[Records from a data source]
§

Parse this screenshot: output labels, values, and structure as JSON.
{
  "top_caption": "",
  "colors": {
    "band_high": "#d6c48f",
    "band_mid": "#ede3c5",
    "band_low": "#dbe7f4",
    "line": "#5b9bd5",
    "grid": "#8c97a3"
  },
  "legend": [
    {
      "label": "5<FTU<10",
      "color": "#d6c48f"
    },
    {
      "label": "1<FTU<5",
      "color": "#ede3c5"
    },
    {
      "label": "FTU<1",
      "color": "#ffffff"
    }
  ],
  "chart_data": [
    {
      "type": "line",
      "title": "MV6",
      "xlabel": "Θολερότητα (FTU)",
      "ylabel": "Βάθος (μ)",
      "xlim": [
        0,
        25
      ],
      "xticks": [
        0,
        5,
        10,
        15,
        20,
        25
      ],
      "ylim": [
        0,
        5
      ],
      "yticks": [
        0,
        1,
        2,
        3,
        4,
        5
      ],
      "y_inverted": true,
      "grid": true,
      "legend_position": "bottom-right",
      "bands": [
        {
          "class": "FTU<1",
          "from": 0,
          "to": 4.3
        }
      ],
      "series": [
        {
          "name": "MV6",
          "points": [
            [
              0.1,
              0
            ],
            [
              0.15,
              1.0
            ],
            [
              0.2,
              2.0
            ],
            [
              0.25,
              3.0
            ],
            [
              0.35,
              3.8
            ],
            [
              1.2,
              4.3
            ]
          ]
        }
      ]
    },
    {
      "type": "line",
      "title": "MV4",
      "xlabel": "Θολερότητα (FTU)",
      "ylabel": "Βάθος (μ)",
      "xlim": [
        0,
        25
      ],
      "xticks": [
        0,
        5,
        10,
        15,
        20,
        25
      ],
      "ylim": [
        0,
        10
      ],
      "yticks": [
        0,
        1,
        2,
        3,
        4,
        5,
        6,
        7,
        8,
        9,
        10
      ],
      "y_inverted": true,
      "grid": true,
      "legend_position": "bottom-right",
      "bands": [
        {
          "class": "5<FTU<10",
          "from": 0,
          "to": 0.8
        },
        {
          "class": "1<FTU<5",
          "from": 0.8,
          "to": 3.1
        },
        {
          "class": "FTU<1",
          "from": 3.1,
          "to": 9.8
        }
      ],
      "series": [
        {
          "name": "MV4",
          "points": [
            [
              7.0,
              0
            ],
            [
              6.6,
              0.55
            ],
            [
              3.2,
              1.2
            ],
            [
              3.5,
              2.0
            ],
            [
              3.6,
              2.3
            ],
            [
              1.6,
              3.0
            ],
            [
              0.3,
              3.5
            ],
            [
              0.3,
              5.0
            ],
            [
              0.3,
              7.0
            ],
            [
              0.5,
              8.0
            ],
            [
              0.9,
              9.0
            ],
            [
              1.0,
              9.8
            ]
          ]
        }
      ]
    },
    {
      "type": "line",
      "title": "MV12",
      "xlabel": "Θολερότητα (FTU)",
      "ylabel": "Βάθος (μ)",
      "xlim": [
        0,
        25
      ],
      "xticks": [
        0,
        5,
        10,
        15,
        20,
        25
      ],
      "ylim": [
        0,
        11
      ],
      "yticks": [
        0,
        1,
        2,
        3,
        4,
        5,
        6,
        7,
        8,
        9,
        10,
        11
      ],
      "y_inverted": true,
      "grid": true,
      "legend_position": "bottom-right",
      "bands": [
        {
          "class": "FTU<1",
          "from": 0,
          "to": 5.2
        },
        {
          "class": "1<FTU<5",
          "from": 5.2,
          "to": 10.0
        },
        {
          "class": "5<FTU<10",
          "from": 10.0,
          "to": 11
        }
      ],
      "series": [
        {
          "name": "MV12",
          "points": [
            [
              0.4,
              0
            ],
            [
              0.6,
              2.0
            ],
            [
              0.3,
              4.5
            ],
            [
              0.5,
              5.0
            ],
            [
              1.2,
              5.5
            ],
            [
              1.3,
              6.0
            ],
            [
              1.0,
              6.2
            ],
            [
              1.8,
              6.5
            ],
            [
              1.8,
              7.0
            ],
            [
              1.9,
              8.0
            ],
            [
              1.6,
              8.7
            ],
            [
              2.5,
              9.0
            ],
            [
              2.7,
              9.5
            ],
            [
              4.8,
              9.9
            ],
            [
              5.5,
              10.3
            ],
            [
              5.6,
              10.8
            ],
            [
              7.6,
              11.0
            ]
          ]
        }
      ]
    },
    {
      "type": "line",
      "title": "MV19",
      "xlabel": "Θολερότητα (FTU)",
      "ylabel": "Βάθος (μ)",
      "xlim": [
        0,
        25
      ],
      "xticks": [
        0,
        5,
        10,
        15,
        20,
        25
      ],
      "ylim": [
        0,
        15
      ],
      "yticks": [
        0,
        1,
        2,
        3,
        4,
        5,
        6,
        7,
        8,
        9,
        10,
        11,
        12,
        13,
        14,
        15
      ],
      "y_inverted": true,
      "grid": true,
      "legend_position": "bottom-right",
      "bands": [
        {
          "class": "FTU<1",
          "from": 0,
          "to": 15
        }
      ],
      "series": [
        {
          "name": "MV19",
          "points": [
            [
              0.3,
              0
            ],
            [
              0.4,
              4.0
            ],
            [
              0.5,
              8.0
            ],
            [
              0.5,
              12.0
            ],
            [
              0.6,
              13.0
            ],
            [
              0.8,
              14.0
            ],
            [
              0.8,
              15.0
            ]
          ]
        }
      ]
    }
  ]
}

§

Work to complete.
List all lines from the entries that include the word "title".

Result of the exercise.
      "title": "MV6",
      "title": "MV4",
      "title": "MV12",
      "title": "MV19",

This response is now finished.